### Job
Can you pull every line out of the items below and reproduce each one character for character, with nothing changed or left out?

### Data for processing
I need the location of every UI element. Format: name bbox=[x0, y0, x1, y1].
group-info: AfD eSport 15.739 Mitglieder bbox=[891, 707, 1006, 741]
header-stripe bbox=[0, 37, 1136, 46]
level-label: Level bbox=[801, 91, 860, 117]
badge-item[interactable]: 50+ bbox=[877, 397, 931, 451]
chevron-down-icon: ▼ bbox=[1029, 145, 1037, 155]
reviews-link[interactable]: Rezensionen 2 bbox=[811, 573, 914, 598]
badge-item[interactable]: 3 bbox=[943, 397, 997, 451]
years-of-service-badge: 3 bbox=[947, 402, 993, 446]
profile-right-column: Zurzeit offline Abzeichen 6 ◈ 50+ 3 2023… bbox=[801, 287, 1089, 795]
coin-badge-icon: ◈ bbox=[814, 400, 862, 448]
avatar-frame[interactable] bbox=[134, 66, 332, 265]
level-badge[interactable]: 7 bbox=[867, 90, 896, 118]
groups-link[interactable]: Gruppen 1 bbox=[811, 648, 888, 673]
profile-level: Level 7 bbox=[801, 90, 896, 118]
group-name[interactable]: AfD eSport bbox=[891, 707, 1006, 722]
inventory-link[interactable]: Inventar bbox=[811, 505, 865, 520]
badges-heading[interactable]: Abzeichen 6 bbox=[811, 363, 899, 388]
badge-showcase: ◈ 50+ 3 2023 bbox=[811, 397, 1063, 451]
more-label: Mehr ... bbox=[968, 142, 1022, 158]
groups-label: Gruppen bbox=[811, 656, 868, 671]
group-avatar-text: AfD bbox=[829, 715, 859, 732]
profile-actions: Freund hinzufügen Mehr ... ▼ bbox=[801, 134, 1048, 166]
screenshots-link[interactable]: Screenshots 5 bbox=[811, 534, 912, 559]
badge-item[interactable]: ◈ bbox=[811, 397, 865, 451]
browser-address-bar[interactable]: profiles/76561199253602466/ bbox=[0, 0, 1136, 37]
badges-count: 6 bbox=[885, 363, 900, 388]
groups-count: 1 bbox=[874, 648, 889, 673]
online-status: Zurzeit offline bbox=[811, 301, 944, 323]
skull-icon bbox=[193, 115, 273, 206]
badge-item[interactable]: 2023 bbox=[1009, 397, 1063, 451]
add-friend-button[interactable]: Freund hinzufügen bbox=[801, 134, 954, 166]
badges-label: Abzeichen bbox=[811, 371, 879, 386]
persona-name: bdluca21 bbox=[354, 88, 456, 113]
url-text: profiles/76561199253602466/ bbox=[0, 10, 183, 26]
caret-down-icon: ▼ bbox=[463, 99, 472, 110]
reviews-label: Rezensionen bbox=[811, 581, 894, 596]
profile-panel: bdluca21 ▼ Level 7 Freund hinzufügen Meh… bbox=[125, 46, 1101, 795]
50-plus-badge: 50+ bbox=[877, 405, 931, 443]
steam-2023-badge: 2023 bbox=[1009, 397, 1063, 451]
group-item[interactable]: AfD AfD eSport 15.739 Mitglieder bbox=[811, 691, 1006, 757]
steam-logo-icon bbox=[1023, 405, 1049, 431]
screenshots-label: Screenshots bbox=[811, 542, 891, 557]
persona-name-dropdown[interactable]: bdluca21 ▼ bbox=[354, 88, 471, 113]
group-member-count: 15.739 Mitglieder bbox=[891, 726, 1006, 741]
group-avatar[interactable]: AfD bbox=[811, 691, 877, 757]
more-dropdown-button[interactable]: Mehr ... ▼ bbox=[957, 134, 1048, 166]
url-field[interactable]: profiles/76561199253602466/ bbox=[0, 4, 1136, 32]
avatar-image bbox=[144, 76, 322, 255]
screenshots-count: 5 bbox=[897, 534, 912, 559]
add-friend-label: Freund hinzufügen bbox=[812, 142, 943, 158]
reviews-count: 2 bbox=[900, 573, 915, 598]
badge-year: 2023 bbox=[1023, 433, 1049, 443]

### Written answer
I need the location of every UI element. Format: name bbox=[x0, y0, x1, y1].
group-info: AfD eSport 15.739 Mitglieder bbox=[891, 707, 1006, 741]
header-stripe bbox=[0, 37, 1136, 46]
level-label: Level bbox=[801, 91, 860, 117]
badge-item[interactable]: 50+ bbox=[877, 397, 931, 451]
chevron-down-icon: ▼ bbox=[1029, 145, 1037, 155]
reviews-link[interactable]: Rezensionen 2 bbox=[811, 573, 914, 598]
badge-item[interactable]: 3 bbox=[943, 397, 997, 451]
years-of-service-badge: 3 bbox=[947, 402, 993, 446]
profile-right-column: Zurzeit offline Abzeichen 6 ◈ 50+ 3 2023… bbox=[801, 287, 1089, 795]
coin-badge-icon: ◈ bbox=[814, 400, 862, 448]
avatar-frame[interactable] bbox=[134, 66, 332, 265]
level-badge[interactable]: 7 bbox=[867, 90, 896, 118]
groups-link[interactable]: Gruppen 1 bbox=[811, 648, 888, 673]
profile-level: Level 7 bbox=[801, 90, 896, 118]
group-name[interactable]: AfD eSport bbox=[891, 707, 1006, 722]
inventory-link[interactable]: Inventar bbox=[811, 505, 865, 520]
badges-heading[interactable]: Abzeichen 6 bbox=[811, 363, 899, 388]
badge-showcase: ◈ 50+ 3 2023 bbox=[811, 397, 1063, 451]
more-label: Mehr ... bbox=[968, 142, 1022, 158]
groups-label: Gruppen bbox=[811, 656, 868, 671]
group-avatar-text: AfD bbox=[829, 715, 859, 732]
profile-actions: Freund hinzufügen Mehr ... ▼ bbox=[801, 134, 1048, 166]
screenshots-link[interactable]: Screenshots 5 bbox=[811, 534, 912, 559]
badge-item[interactable]: ◈ bbox=[811, 397, 865, 451]
browser-address-bar[interactable]: profiles/76561199253602466/ bbox=[0, 0, 1136, 37]
badges-count: 6 bbox=[885, 363, 900, 388]
groups-count: 1 bbox=[874, 648, 889, 673]
online-status: Zurzeit offline bbox=[811, 301, 944, 323]
skull-icon bbox=[193, 115, 273, 206]
badge-item[interactable]: 2023 bbox=[1009, 397, 1063, 451]
add-friend-button[interactable]: Freund hinzufügen bbox=[801, 134, 954, 166]
badges-label: Abzeichen bbox=[811, 371, 879, 386]
persona-name: bdluca21 bbox=[354, 88, 456, 113]
url-text: profiles/76561199253602466/ bbox=[0, 10, 183, 26]
caret-down-icon: ▼ bbox=[463, 99, 472, 110]
reviews-label: Rezensionen bbox=[811, 581, 894, 596]
profile-panel: bdluca21 ▼ Level 7 Freund hinzufügen Meh… bbox=[125, 46, 1101, 795]
50-plus-badge: 50+ bbox=[877, 405, 931, 443]
steam-2023-badge: 2023 bbox=[1009, 397, 1063, 451]
group-item[interactable]: AfD AfD eSport 15.739 Mitglieder bbox=[811, 691, 1006, 757]
steam-logo-icon bbox=[1023, 405, 1049, 431]
screenshots-label: Screenshots bbox=[811, 542, 891, 557]
persona-name-dropdown[interactable]: bdluca21 ▼ bbox=[354, 88, 471, 113]
group-member-count: 15.739 Mitglieder bbox=[891, 726, 1006, 741]
group-avatar[interactable]: AfD bbox=[811, 691, 877, 757]
more-dropdown-button[interactable]: Mehr ... ▼ bbox=[957, 134, 1048, 166]
url-field[interactable]: profiles/76561199253602466/ bbox=[0, 4, 1136, 32]
avatar-image bbox=[144, 76, 322, 255]
screenshots-count: 5 bbox=[897, 534, 912, 559]
add-friend-label: Freund hinzufügen bbox=[812, 142, 943, 158]
reviews-count: 2 bbox=[900, 573, 915, 598]
badge-year: 2023 bbox=[1023, 433, 1049, 443]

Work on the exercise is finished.